Aim: Your task is to output the data exactly as it stands.

[Saved entries]
★ ★ ★ ★ ★

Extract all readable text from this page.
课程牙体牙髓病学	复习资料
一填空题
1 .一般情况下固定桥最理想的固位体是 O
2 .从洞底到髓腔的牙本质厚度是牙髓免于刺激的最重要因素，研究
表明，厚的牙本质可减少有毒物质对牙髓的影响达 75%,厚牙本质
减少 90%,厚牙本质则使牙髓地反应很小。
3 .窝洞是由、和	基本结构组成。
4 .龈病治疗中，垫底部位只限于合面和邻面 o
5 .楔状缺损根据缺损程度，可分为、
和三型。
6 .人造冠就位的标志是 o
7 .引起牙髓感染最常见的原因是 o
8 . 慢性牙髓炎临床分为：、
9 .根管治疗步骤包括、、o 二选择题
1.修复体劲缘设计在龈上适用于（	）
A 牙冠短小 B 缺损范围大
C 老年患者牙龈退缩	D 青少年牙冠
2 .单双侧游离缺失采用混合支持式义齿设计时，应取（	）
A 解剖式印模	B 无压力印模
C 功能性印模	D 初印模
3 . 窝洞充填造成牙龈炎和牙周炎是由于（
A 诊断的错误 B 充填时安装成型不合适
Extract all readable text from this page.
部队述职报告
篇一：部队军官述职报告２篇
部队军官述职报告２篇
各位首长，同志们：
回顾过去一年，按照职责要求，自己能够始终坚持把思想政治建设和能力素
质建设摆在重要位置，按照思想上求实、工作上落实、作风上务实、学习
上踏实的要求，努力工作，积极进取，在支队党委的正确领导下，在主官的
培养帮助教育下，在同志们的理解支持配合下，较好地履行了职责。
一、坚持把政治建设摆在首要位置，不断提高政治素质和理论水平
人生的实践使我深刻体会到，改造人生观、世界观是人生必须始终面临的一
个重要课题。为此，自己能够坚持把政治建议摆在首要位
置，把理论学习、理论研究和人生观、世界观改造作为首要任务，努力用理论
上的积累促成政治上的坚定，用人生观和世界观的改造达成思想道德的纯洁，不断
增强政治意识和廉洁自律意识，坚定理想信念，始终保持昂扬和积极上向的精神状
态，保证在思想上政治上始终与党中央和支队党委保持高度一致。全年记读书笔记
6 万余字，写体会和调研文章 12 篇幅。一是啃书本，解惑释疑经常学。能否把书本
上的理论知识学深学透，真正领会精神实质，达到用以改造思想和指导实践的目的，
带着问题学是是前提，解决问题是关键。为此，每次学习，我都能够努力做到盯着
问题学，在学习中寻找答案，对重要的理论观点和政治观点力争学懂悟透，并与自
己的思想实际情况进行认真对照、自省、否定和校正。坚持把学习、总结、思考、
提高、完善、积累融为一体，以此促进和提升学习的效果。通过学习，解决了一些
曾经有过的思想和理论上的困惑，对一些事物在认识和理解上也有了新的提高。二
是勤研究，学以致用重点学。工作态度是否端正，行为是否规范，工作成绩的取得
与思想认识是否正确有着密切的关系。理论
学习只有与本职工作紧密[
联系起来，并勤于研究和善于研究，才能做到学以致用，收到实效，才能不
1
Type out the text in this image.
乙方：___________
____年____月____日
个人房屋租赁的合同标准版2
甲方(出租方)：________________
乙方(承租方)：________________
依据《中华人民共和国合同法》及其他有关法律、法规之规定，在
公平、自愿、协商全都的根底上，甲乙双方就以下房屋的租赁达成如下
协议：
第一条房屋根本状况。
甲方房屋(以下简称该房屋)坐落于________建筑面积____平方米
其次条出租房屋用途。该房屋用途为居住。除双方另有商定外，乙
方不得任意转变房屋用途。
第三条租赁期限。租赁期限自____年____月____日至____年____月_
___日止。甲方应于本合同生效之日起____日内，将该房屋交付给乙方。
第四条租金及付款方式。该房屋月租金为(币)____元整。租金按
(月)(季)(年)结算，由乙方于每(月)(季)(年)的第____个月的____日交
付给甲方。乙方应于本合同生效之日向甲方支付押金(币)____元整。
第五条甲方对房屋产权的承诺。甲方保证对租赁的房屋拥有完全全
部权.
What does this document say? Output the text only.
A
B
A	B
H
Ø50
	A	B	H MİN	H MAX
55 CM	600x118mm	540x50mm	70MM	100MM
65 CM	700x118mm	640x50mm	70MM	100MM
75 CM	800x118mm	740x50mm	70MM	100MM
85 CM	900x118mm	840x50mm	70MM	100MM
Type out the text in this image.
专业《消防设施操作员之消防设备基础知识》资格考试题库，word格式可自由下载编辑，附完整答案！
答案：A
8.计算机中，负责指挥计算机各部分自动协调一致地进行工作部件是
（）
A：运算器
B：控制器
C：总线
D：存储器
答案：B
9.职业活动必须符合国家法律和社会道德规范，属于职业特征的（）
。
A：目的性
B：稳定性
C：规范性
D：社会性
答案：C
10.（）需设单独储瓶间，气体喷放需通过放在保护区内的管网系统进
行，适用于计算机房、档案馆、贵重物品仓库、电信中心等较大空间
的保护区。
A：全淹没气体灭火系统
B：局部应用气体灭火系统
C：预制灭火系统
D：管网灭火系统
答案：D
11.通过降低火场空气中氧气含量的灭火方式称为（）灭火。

★ ★ ★ ★ ★

Task result:
Extract all readable text from this page.
课程牙体牙髓病学	复习资料
一填空题
1 .一般情况下固定桥最理想的固位体是 O
2 .从洞底到髓腔的牙本质厚度是牙髓免于刺激的最重要因素，研究
表明，厚的牙本质可减少有毒物质对牙髓的影响达 75%,厚牙本质
减少 90%,厚牙本质则使牙髓地反应很小。
3 .窝洞是由、和	基本结构组成。
4 .龈病治疗中，垫底部位只限于合面和邻面 o
5 .楔状缺损根据缺损程度，可分为、
和三型。
6 .人造冠就位的标志是 o
7 .引起牙髓感染最常见的原因是 o
8 . 慢性牙髓炎临床分为：、
9 .根管治疗步骤包括、、o 二选择题
1.修复体劲缘设计在龈上适用于（	）
A 牙冠短小 B 缺损范围大
C 老年患者牙龈退缩	D 青少年牙冠
2 .单双侧游离缺失采用混合支持式义齿设计时，应取（	）
A 解剖式印模	B 无压力印模
C 功能性印模	D 初印模
3 . 窝洞充填造成牙龈炎和牙周炎是由于（
A 诊断的错误 B 充填时安装成型不合适
Extract all readable text from this page.
部队述职报告
篇一：部队军官述职报告２篇
部队军官述职报告２篇
各位首长，同志们：
回顾过去一年，按照职责要求，自己能够始终坚持把思想政治建设和能力素
质建设摆在重要位置，按照思想上求实、工作上落实、作风上务实、学习
上踏实的要求，努力工作，积极进取，在支队党委的正确领导下，在主官的
培养帮助教育下，在同志们的理解支持配合下，较好地履行了职责。
一、坚持把政治建设摆在首要位置，不断提高政治素质和理论水平
人生的实践使我深刻体会到，改造人生观、世界观是人生必须始终面临的一
个重要课题。为此，自己能够坚持把政治建议摆在首要位
置，把理论学习、理论研究和人生观、世界观改造作为首要任务，努力用理论
上的积累促成政治上的坚定，用人生观和世界观的改造达成思想道德的纯洁，不断
增强政治意识和廉洁自律意识，坚定理想信念，始终保持昂扬和积极上向的精神状
态，保证在思想上政治上始终与党中央和支队党委保持高度一致。全年记读书笔记
6 万余字，写体会和调研文章 12 篇幅。一是啃书本，解惑释疑经常学。能否把书本
上的理论知识学深学透，真正领会精神实质，达到用以改造思想和指导实践的目的，
带着问题学是是前提，解决问题是关键。为此，每次学习，我都能够努力做到盯着
问题学，在学习中寻找答案，对重要的理论观点和政治观点力争学懂悟透，并与自
己的思想实际情况进行认真对照、自省、否定和校正。坚持把学习、总结、思考、
提高、完善、积累融为一体，以此促进和提升学习的效果。通过学习，解决了一些
曾经有过的思想和理论上的困惑，对一些事物在认识和理解上也有了新的提高。二
是勤研究，学以致用重点学。工作态度是否端正，行为是否规范，工作成绩的取得
与思想认识是否正确有着密切的关系。理论
学习只有与本职工作紧密[
联系起来，并勤于研究和善于研究，才能做到学以致用，收到实效，才能不
1
Type out the text in this image.
乙方：___________
____年____月____日
个人房屋租赁的合同标准版2
甲方(出租方)：________________
乙方(承租方)：________________
依据《中华人民共和国合同法》及其他有关法律、法规之规定，在
公平、自愿、协商全都的根底上，甲乙双方就以下房屋的租赁达成如下
协议：
第一条房屋根本状况。
甲方房屋(以下简称该房屋)坐落于________建筑面积____平方米
其次条出租房屋用途。该房屋用途为居住。除双方另有商定外，乙
方不得任意转变房屋用途。
第三条租赁期限。租赁期限自____年____月____日至____年____月_
___日止。甲方应于本合同生效之日起____日内，将该房屋交付给乙方。
第四条租金及付款方式。该房屋月租金为(币)____元整。租金按
(月)(季)(年)结算，由乙方于每(月)(季)(年)的第____个月的____日交
付给甲方。乙方应于本合同生效之日向甲方支付押金(币)____元整。
第五条甲方对房屋产权的承诺。甲方保证对租赁的房屋拥有完全全
部权.
What does this document say? Output the text only.
A
B
A	B
H
Ø50
	A	B	H MİN	H MAX
55 CM	600x118mm	540x50mm	70MM	100MM
65 CM	700x118mm	640x50mm	70MM	100MM
75 CM	800x118mm	740x50mm	70MM	100MM
85 CM	900x118mm	840x50mm	70MM	100MM
Type out the text in this image.
专业《消防设施操作员之消防设备基础知识》资格考试题库，word格式可自由下载编辑，附完整答案！
答案：A
8.计算机中，负责指挥计算机各部分自动协调一致地进行工作部件是
（）
A：运算器
B：控制器
C：总线
D：存储器
答案：B
9.职业活动必须符合国家法律和社会道德规范，属于职业特征的（）
。
A：目的性
B：稳定性
C：规范性
D：社会性
答案：C
10.（）需设单独储瓶间，气体喷放需通过放在保护区内的管网系统进
行，适用于计算机房、档案馆、贵重物品仓库、电信中心等较大空间
的保护区。
A：全淹没气体灭火系统
B：局部应用气体灭火系统
C：预制灭火系统
D：管网灭火系统
答案：D
11.通过降低火场空气中氧气含量的灭火方式称为（）灭火。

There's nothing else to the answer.